• Instructions for the task
What is needed is a word-for-word copy of all the entries, minus the pictures.

================================

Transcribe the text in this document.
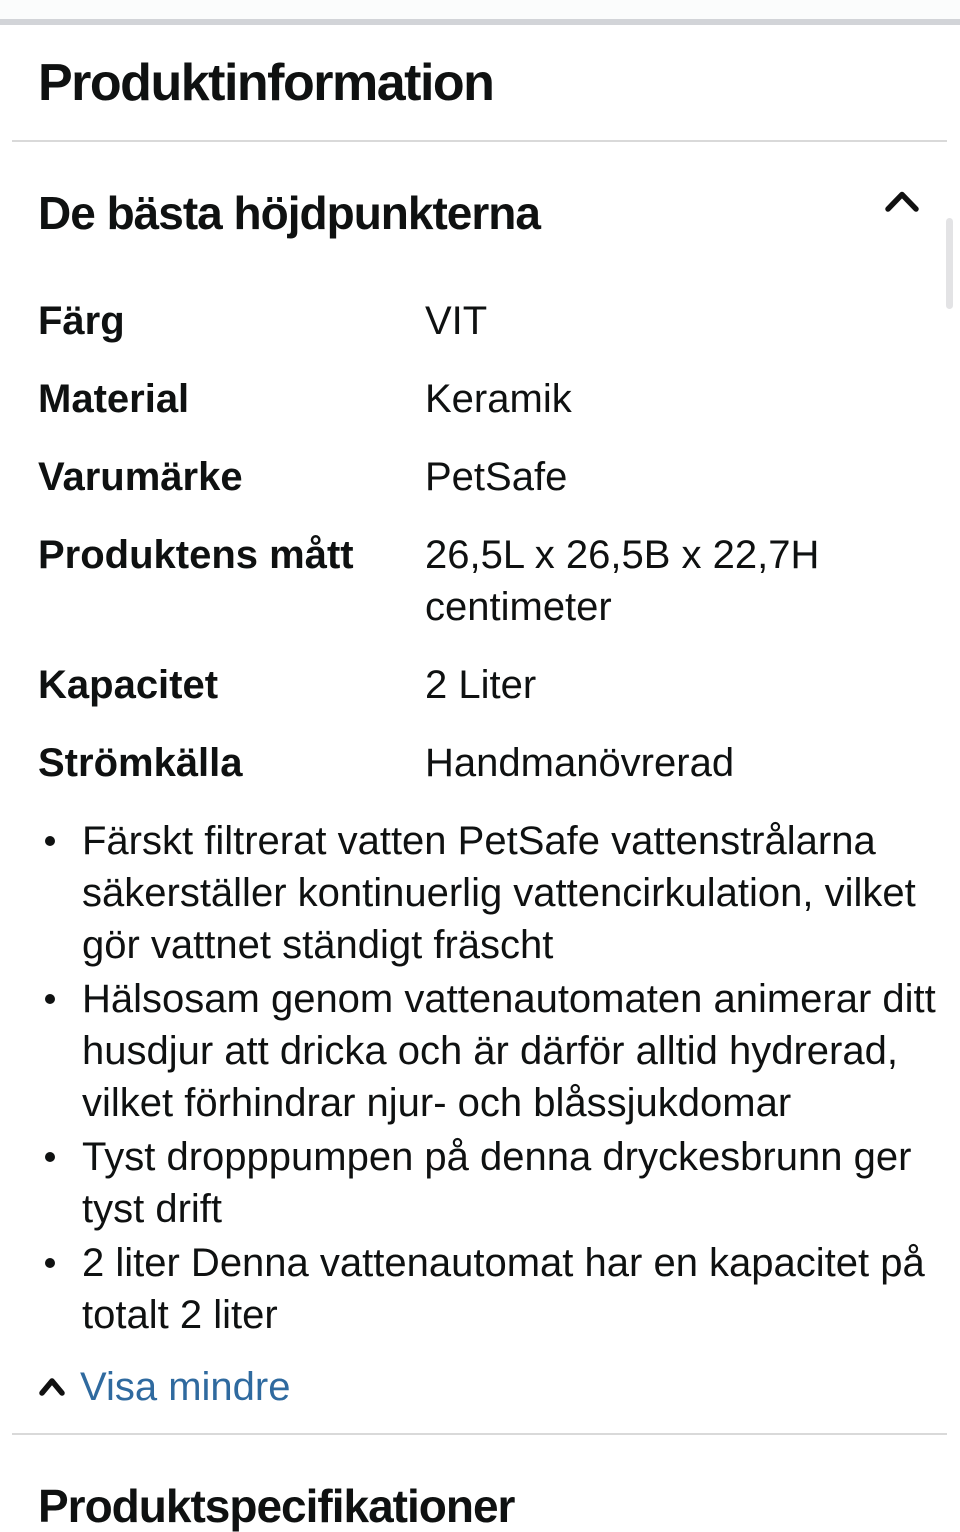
Produktinformation
De bästa höjdpunkterna
Färg	VIT
Material	Keramik
Varumärke	PetSafe
Produktens mått	26,5L x 26,5B x 22,7H centimeter
Kapacitet	2 Liter
Strömkälla	Handmanövrerad
Färskt filtrerat vatten PetSafe vattenstrålarna säkerställer kontinuerlig vattencirkulation, vilket gör vattnet ständigt fräscht
Hälsosam genom vattenautomaten animerar ditt husdjur att dricka och är därför alltid hydrerad, vilket förhindrar njur- och blåssjukdomar
Tyst dropppumpen på denna dryckesbrunn ger tyst drift
2 liter Denna vattenautomat har en kapacitet på totalt 2 liter
Visa mindre
Produktspecifikationer
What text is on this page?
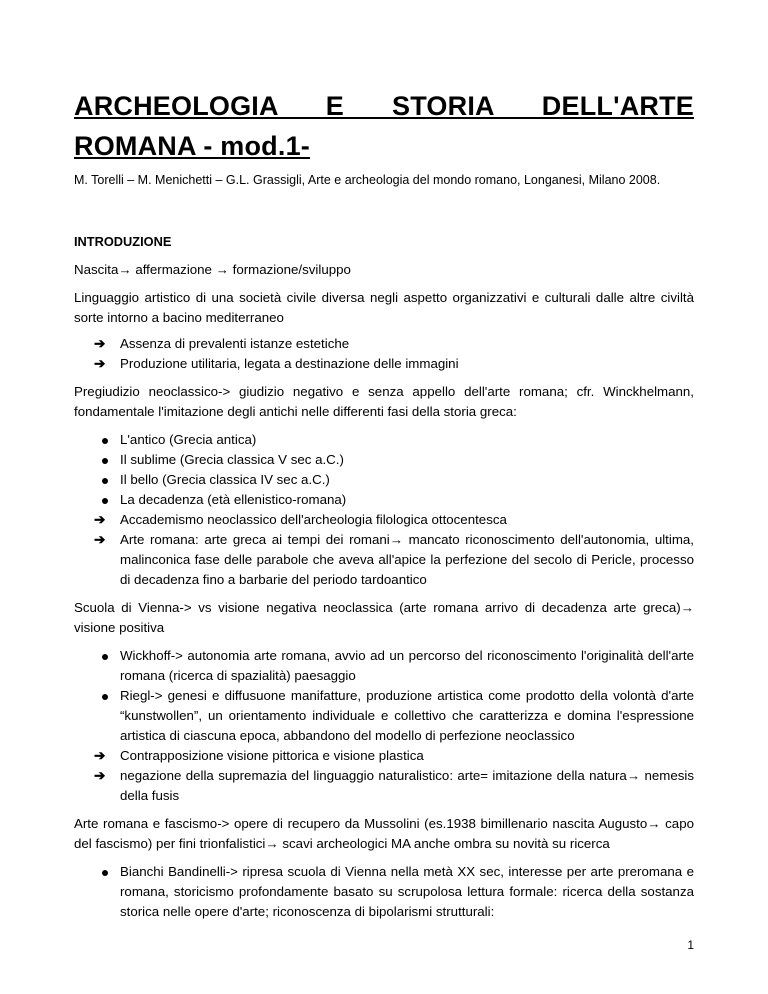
ARCHEOLOGIA E STORIA DELL'ARTE ROMANA - mod.1-

M. Torelli – M. Menichetti – G.L. Grassigli, Arte e archeologia del mondo romano, Longanesi, Milano 2008.

INTRODUZIONE

Nascita→ affermazione → formazione/sviluppo

Linguaggio artistico di una società civile diversa negli aspetto organizzativi e culturali dalle altre civiltà sorte intorno a bacino mediterraneo

➔	Assenza di prevalenti istanze estetiche
➔	Produzione utilitaria, legata a destinazione delle immagini

Pregiudizio neoclassico-> giudizio negativo e senza appello dell'arte romana; cfr. Winckhelmann, fondamentale l'imitazione degli antichi nelle differenti fasi della storia greca:

L'antico (Grecia antica)
Il sublime (Grecia classica V sec a.C.)
Il bello (Grecia classica IV sec a.C.)
La decadenza (età ellenistico-romana)
➔	Accademismo neoclassico dell'archeologia filologica ottocentesca
➔	Arte romana: arte greca ai tempi dei romani→ mancato riconoscimento dell'autonomia, ultima, malinconica fase delle parabole che aveva all'apice la perfezione del secolo di Pericle, processo di decadenza fino a barbarie del periodo tardoantico

Scuola di Vienna-> vs visione negativa neoclassica (arte romana arrivo di decadenza arte greca)→ visione positiva

Wickhoff-> autonomia arte romana, avvio ad un percorso del riconoscimento l'originalità dell'arte romana (ricerca di spazialità) paesaggio
Riegl-> genesi e diffusuone manifatture, produzione artistica come prodotto della volontà d'arte “kunstwollen”, un orientamento individuale e collettivo che caratterizza e domina l'espressione artistica di ciascuna epoca, abbandono del modello di perfezione neoclassico
➔	Contrapposizione visione pittorica e visione plastica
➔	negazione della supremazia del linguaggio naturalistico: arte= imitazione della natura→ nemesis della fusis

Arte romana e fascismo-> opere di recupero da Mussolini (es.1938 bimillenario nascita Augusto→ capo del fascismo) per fini trionfalistici→ scavi archeologici MA anche ombra su novità su ricerca

Bianchi Bandinelli-> ripresa scuola di Vienna nella metà XX sec, interesse per arte preromana e romana, storicismo profondamente basato su scrupolosa lettura formale: ricerca della sostanza storica nelle opere d'arte; riconoscenza di bipolarismi strutturali:
1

================================

• Problem solution
Transcribe the text in this document.
Produktinformation
De bästa höjdpunkterna
Färg	VIT
Material	Keramik
Varumärke	PetSafe
Produktens mått	26,5L x 26,5B x 22,7H centimeter
Kapacitet	2 Liter
Strömkälla	Handmanövrerad
Färskt filtrerat vatten PetSafe vattenstrålarna säkerställer kontinuerlig vattencirkulation, vilket gör vattnet ständigt fräscht
Hälsosam genom vattenautomaten animerar ditt husdjur att dricka och är därför alltid hydrerad, vilket förhindrar njur- och blåssjukdomar
Tyst dropppumpen på denna dryckesbrunn ger tyst drift
2 liter Denna vattenautomat har en kapacitet på totalt 2 liter
Visa mindre
Produktspecifikationer
What text is on this page?
ARCHEOLOGIA E STORIA DELL'ARTE ROMANA - mod.1-

M. Torelli – M. Menichetti – G.L. Grassigli, Arte e archeologia del mondo romano, Longanesi, Milano 2008.

INTRODUZIONE

Nascita→ affermazione → formazione/sviluppo

Linguaggio artistico di una società civile diversa negli aspetto organizzativi e culturali dalle altre civiltà sorte intorno a bacino mediterraneo

➔	Assenza di prevalenti istanze estetiche
➔	Produzione utilitaria, legata a destinazione delle immagini

Pregiudizio neoclassico-> giudizio negativo e senza appello dell'arte romana; cfr. Winckhelmann, fondamentale l'imitazione degli antichi nelle differenti fasi della storia greca:

L'antico (Grecia antica)
Il sublime (Grecia classica V sec a.C.)
Il bello (Grecia classica IV sec a.C.)
La decadenza (età ellenistico-romana)
➔	Accademismo neoclassico dell'archeologia filologica ottocentesca
➔	Arte romana: arte greca ai tempi dei romani→ mancato riconoscimento dell'autonomia, ultima, malinconica fase delle parabole che aveva all'apice la perfezione del secolo di Pericle, processo di decadenza fino a barbarie del periodo tardoantico

Scuola di Vienna-> vs visione negativa neoclassica (arte romana arrivo di decadenza arte greca)→ visione positiva

Wickhoff-> autonomia arte romana, avvio ad un percorso del riconoscimento l'originalità dell'arte romana (ricerca di spazialità) paesaggio
Riegl-> genesi e diffusuone manifatture, produzione artistica come prodotto della volontà d'arte “kunstwollen”, un orientamento individuale e collettivo che caratterizza e domina l'espressione artistica di ciascuna epoca, abbandono del modello di perfezione neoclassico
➔	Contrapposizione visione pittorica e visione plastica
➔	negazione della supremazia del linguaggio naturalistico: arte= imitazione della natura→ nemesis della fusis

Arte romana e fascismo-> opere di recupero da Mussolini (es.1938 bimillenario nascita Augusto→ capo del fascismo) per fini trionfalistici→ scavi archeologici MA anche ombra su novità su ricerca

Bianchi Bandinelli-> ripresa scuola di Vienna nella metà XX sec, interesse per arte preromana e romana, storicismo profondamente basato su scrupolosa lettura formale: ricerca della sostanza storica nelle opere d'arte; riconoscenza di bipolarismi strutturali:
1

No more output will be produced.